• 原文抜粋
════
2010年 04月 17日
扉をたたく人 The Visitor
2007 アメリカ Groundswell Productions,Next Wednesday Productions,
Participant Productions, 104min.
監督・脚本:トム・マッカーシー
出演:リチャード・ジェンキンス、ヒアム・アッバス、ハーズ・スレイマン、ダナイ・グリラ他
<感想>
いい映画を観たなあ、といういい感覚を味わえた。日本では単館上映になった類の映画
だろうが派手さも、人気俳優のキャスティングも無いが、しみじみと静かに心に沁み入る
タイプの作品だ。
最後のカタルシスをどこに求めるかに寄るが、事象としては何も解決せずに終わっていく。
════
• データ抜粋
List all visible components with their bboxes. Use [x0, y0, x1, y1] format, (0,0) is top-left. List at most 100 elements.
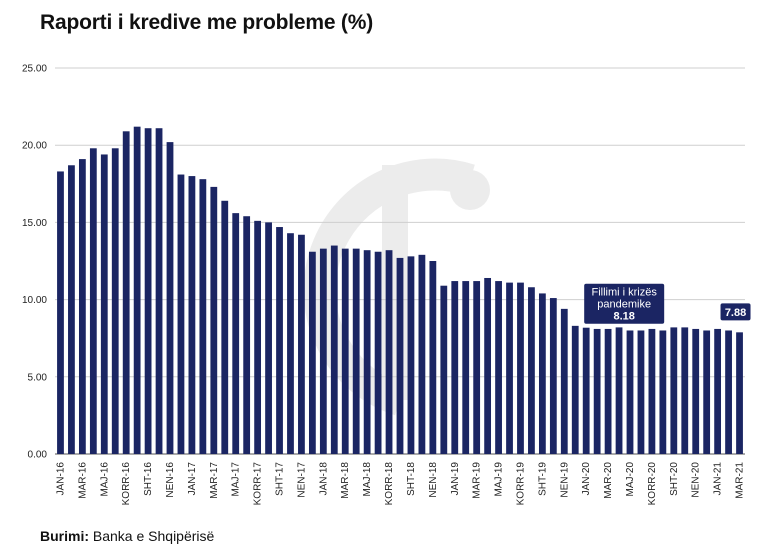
════
• 依頼内容
原文のうち「2010年 04月 17日」から「何も解決せずに終わっていく。」までを、両端も含めてそのまま書き写してください。 データは原文とは別個の資料です。

• 正解出力
2010年 04月 17日
扉をたたく人 The Visitor
2007 アメリカ Groundswell Productions,Next Wednesday Productions,
Participant Productions, 104min.
監督・脚本:トム・マッカーシー
出演:リチャード・ジェンキンス、ヒアム・アッバス、ハーズ・スレイマン、ダナイ・グリラ他
<感想>
いい映画を観たなあ、といういい感覚を味わえた。日本では単館上映になった類の映画
だろうが派手さも、人気俳優のキャスティングも無いが、しみじみと静かに心に沁み入る
タイプの作品だ。
最後のカタルシスをどこに求めるかに寄るが、事象としては何も解決せずに終わっていく。